## START Data entries
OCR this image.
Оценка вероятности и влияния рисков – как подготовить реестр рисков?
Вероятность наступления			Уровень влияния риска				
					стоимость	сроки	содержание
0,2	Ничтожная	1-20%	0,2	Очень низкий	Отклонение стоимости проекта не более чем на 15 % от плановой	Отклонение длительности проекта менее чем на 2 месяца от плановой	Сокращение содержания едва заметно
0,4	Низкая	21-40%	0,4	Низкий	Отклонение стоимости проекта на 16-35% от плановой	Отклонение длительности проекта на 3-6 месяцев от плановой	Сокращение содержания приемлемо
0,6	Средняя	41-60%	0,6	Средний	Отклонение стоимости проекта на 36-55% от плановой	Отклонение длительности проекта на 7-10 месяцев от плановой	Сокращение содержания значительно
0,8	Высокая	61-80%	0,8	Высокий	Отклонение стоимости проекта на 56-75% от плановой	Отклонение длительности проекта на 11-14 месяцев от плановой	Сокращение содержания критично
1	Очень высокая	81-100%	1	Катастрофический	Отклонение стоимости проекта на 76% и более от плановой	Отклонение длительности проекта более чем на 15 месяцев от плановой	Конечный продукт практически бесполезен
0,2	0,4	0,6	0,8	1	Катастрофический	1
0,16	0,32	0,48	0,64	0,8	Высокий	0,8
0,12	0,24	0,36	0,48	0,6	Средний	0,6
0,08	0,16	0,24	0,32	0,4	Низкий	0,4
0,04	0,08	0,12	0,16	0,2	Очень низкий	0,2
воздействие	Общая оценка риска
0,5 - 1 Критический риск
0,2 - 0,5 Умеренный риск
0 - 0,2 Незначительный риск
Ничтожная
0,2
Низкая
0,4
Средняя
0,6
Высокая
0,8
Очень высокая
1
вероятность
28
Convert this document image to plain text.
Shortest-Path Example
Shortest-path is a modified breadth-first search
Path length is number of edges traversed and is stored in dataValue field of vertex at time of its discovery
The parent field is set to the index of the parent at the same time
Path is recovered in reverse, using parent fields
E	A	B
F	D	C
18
## END Data entries
Aim of the exercise -> Filter the entries above down to the lines containing the word "Средний".

Response to this exercise ->
0,6	Средняя	41-60%	0,6	Средний	Отклонение стоимости проекта на 36-55% от плановой	Отклонение длительности проекта на 7-10 месяцев от плановой	Сокращение содержания значительно
0,12	0,24	0,36	0,48	0,6	Средний	0,6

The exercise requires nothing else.